(Data entries)
Start

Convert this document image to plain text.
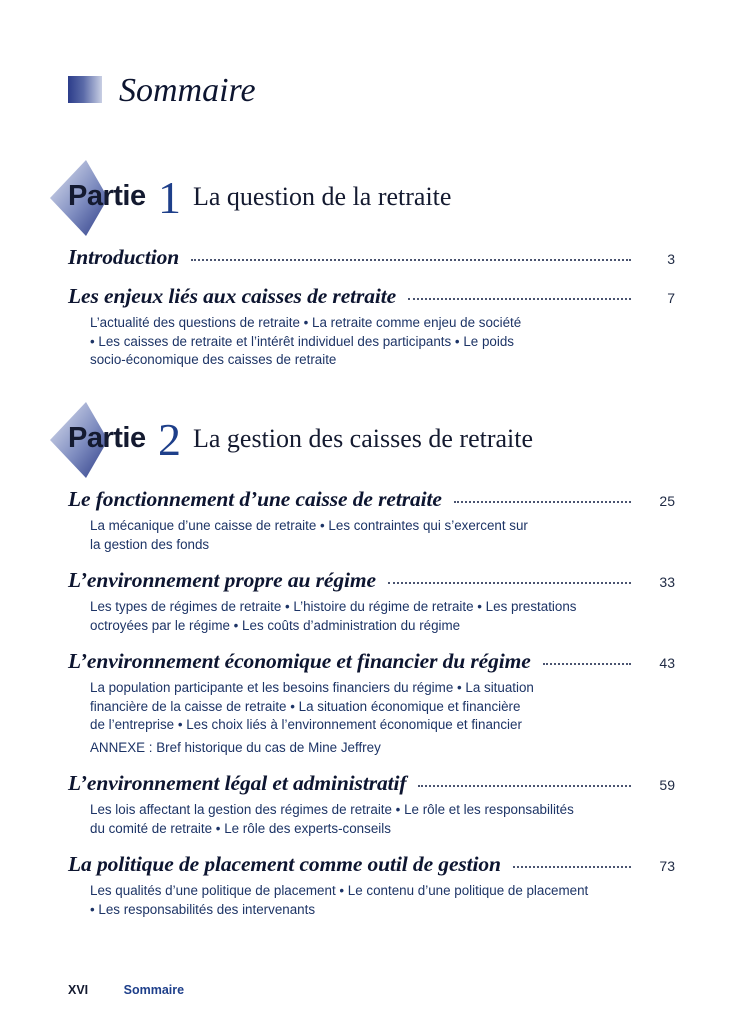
Sommaire
Partie 1 La question de la retraite
Introduction	3
Les enjeux liés aux caisses de retraite	7
L’actualité des questions de retraite • La retraite comme enjeu de société
• Les caisses de retraite et l’intérêt individuel des participants • Le poids
socio-économique des caisses de retraite
Partie 2 La gestion des caisses de retraite
Le fonctionnement d’une caisse de retraite	25
La mécanique d’une caisse de retraite • Les contraintes qui s’exercent sur
la gestion des fonds
L’environnement propre au régime	33
Les types de régimes de retraite • L’histoire du régime de retraite • Les prestations
octroyées par le régime • Les coûts d’administration du régime
L’environnement économique et financier du régime	43
La population participante et les besoins financiers du régime • La situation
financière de la caisse de retraite • La situation économique et financière
de l’entreprise • Les choix liés à l’environnement économique et financier
ANNEXE : Bref historique du cas de Mine Jeffrey
L’environnement légal et administratif	59
Les lois affectant la gestion des régimes de retraite • Le rôle et les responsabilités
du comité de retraite • Le rôle des experts-conseils
La politique de placement comme outil de gestion	73
Les qualités d’une politique de placement • Le contenu d’une politique de placement
• Les responsabilités des intervenants
XVI	Sommaire
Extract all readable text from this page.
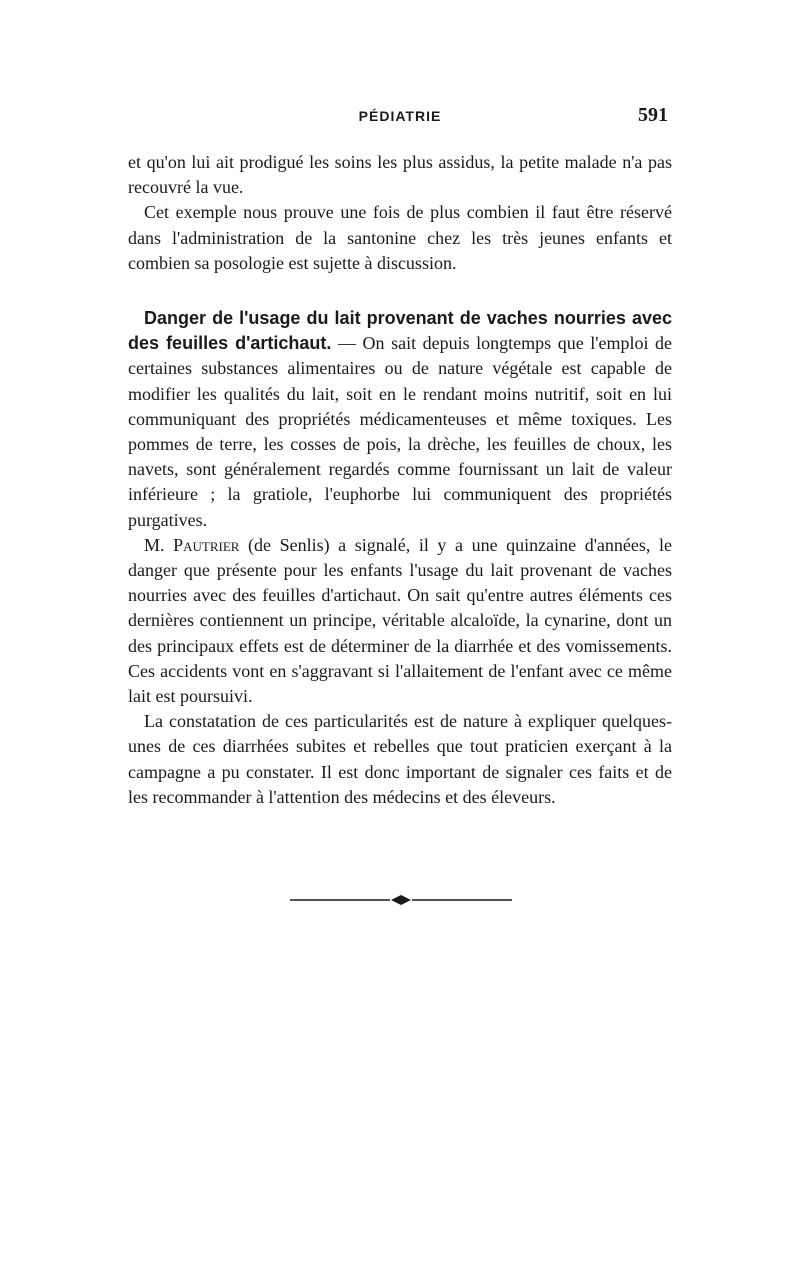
PÉDIATRIE	591

et qu'on lui ait prodigué les soins les plus assidus, la petite malade n'a pas recouvré la vue.

Cet exemple nous prouve une fois de plus combien il faut être réservé dans l'administration de la santonine chez les très jeunes enfants et combien sa posologie est sujette à discussion.

Danger de l'usage du lait provenant de vaches nourries avec des feuilles d'artichaut. — On sait depuis longtemps que l'emploi de certaines substances alimentaires ou de nature végétale est capable de modifier les qualités du lait, soit en le rendant moins nutritif, soit en lui communiquant des propriétés médicamenteuses et même toxiques. Les pommes de terre, les cosses de pois, la drèche, les feuilles de choux, les navets, sont généralement regardés comme fournissant un lait de valeur inférieure ; la gratiole, l'euphorbe lui communiquent des propriétés purgatives.

M. Pautrier (de Senlis) a signalé, il y a une quinzaine d'années, le danger que présente pour les enfants l'usage du lait provenant de vaches nourries avec des feuilles d'artichaut. On sait qu'entre autres éléments ces dernières contiennent un principe, véritable alcaloïde, la cynarine, dont un des principaux effets est de déterminer de la diarrhée et des vomissements. Ces accidents vont en s'aggravant si l'allaitement de l'enfant avec ce même lait est poursuivi.

La constatation de ces particularités est de nature à expliquer quelques-unes de ces diarrhées subites et rebelles que tout praticien exerçant à la campagne a pu constater. Il est donc important de signaler ces faits et de les recommander à l'attention des médecins et des éleveurs.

End

§ TASK REQUIREMENTS:
For each line in the data above that contains the string "environnement", extract the line.

§ SOLUTION FOR THIS EXERCISE:
L’environnement propre au régime	33
L’environnement économique et financier du régime	43
de l’entreprise • Les choix liés à l’environnement économique et financier
L’environnement légal et administratif	59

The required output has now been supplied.